-- begin Excerpted text --

CHS: Well, can you tell me about the people you have represented in that part of the city? Way north, that’s super north! It’s like in Canada.
Farrell: North of the Ship Canal, what is it? It is, it’s almost Canada. Okay, so Northeast Seattle is, basically, I have the athletic portion of the U-Dub, not the academics. So that’s very important. I have football and baseball and all the other programs. And then, it goes all the way up to 145th, including all the way out west to Aurora. So there’s Northgate. It’s a really diverse district in that it has some very, very rich parts of town like Laurelhurst and Windermere, and then, some real pockets of poverty in the far north end. I actually grew up there. I was born in very glamorous Lake City.
CHS: I have friends in Lake City. Lake City’s more of my people than Windermere.
Farrell: I’ve lived in and out of that part of town my whole life. I have lived on Capitol Hill as well. And the real issues that people are facing in the north end are not unlike what people are facing in the rest of the city around affordability, as an example, and it comes, I think, in three different flavors.

-- end Excerpted text --
-- begin Given records --

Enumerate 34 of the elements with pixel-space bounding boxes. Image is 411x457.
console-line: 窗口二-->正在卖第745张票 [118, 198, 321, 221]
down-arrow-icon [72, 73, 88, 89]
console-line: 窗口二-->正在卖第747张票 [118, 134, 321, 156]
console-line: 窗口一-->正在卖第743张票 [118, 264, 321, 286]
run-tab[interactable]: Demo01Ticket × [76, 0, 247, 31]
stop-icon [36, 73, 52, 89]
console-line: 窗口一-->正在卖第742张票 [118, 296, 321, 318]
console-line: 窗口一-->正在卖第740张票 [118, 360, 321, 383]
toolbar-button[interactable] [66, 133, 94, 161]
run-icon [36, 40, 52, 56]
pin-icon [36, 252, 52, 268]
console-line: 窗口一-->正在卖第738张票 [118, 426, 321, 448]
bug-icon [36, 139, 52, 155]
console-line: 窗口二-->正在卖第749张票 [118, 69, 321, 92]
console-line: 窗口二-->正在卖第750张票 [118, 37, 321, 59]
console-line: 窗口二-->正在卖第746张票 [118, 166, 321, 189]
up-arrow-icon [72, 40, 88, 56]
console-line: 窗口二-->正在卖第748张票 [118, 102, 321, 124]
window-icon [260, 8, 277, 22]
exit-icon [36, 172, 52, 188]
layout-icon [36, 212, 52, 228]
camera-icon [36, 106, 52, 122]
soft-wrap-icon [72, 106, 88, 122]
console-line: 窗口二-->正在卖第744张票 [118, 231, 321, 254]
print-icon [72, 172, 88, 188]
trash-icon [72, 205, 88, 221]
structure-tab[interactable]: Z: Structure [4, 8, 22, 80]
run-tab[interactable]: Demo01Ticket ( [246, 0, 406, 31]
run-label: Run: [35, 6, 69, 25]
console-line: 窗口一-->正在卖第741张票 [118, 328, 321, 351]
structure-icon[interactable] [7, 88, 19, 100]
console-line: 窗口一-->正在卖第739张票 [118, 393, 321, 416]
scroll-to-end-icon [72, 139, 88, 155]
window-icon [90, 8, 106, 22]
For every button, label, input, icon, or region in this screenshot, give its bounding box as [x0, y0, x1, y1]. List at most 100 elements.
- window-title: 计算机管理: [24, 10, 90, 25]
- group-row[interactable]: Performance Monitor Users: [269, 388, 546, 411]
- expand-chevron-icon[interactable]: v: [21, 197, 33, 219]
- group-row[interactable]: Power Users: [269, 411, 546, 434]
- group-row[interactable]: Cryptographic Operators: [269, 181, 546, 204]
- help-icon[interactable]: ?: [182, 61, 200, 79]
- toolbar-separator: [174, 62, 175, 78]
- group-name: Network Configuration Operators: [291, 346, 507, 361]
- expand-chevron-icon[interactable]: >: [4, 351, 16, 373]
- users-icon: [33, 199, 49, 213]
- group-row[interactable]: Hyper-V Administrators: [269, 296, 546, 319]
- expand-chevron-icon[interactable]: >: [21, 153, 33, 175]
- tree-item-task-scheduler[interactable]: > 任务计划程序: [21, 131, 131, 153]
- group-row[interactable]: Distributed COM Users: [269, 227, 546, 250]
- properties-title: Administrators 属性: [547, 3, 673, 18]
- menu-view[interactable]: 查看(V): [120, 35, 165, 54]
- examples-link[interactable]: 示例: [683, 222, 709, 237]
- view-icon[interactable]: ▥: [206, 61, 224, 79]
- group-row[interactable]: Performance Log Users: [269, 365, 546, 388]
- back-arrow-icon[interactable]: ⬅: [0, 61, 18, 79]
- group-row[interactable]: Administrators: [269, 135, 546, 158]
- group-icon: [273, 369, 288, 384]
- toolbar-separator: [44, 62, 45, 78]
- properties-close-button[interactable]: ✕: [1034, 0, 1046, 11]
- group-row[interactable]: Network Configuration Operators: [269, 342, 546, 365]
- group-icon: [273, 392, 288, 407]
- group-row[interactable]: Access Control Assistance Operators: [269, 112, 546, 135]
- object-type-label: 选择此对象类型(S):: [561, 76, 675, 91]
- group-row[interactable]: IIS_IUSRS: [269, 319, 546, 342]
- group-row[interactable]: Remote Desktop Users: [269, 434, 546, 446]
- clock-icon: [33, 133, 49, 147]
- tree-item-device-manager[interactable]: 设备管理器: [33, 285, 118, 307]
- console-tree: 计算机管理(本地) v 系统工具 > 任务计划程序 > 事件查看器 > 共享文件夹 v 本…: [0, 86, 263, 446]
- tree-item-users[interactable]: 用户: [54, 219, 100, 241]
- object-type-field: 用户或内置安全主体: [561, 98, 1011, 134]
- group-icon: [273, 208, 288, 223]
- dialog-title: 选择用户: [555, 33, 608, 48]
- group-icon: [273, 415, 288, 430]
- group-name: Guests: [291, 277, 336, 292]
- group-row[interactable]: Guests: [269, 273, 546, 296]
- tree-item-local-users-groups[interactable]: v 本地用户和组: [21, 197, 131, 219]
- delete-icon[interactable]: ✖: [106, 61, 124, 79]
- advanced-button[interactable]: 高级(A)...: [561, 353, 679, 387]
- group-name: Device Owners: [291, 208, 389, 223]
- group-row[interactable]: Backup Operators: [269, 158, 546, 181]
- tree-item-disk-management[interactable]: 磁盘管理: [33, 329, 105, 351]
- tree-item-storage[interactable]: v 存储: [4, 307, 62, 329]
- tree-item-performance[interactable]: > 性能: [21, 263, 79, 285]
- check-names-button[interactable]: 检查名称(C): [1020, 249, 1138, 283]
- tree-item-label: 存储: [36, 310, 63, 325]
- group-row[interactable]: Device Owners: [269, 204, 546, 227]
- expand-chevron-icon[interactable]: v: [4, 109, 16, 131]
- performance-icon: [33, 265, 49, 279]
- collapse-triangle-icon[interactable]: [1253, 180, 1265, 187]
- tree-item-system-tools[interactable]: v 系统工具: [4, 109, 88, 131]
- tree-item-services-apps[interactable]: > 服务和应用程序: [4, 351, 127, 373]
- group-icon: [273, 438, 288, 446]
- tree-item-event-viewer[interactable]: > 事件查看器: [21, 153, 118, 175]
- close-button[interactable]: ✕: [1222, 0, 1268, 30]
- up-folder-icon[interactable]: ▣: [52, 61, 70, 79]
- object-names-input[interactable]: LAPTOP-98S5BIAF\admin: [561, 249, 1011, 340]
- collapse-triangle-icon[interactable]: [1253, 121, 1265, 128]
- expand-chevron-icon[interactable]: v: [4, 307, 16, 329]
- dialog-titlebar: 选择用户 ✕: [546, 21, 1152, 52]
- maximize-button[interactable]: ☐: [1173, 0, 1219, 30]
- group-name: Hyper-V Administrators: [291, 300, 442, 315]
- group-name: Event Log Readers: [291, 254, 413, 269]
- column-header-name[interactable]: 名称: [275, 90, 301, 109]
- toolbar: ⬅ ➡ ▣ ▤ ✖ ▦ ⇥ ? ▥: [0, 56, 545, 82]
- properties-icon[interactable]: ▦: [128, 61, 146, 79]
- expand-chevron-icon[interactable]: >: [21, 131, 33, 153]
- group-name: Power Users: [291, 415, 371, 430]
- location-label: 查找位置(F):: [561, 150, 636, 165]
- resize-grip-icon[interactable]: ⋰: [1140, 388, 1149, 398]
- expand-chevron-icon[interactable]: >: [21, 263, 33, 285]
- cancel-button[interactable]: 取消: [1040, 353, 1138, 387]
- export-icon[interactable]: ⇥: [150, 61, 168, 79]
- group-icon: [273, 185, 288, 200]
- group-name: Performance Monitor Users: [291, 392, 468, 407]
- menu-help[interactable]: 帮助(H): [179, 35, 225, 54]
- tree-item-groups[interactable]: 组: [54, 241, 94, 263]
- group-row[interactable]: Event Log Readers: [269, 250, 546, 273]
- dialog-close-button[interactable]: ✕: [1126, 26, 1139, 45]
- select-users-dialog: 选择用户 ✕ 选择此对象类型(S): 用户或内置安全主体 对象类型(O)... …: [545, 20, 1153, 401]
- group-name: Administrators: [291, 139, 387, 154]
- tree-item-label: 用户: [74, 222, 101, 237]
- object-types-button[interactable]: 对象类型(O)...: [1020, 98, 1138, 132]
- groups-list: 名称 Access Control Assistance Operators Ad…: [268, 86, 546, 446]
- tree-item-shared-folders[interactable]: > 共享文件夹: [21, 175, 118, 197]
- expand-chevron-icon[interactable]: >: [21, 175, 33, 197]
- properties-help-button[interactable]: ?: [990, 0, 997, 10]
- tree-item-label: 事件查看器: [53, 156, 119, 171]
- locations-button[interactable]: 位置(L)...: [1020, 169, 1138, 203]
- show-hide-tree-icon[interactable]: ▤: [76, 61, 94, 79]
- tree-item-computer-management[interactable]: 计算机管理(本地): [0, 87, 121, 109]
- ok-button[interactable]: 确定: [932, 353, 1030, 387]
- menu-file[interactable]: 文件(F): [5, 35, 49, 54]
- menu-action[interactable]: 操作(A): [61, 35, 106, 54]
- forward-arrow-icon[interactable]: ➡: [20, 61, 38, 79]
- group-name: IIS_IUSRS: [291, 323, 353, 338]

-- end Given records --

What is asked:
Copy the interview excerpt about representing Northeast Seattle word for word, in its entirety.

The solution:
CHS: Well, can you tell me about the people you have represented in that part of the city? Way north, that’s super north! It’s like in Canada.
Farrell: North of the Ship Canal, what is it? It is, it’s almost Canada. Okay, so Northeast Seattle is, basically, I have the athletic portion of the U-Dub, not the academics. So that’s very important. I have football and baseball and all the other programs. And then, it goes all the way up to 145th, including all the way out west to Aurora. So there’s Northgate. It’s a really diverse district in that it has some very, very rich parts of town like Laurelhurst and Windermere, and then, some real pockets of poverty in the far north end. I actually grew up there. I was born in very glamorous Lake City.
CHS: I have friends in Lake City. Lake City’s more of my people than Windermere.
Farrell: I’ve lived in and out of that part of town my whole life. I have lived on Capitol Hill as well. And the real issues that people are facing in the north end are not unlike what people are facing in the rest of the city around affordability, as an example, and it comes, I think, in three different flavors.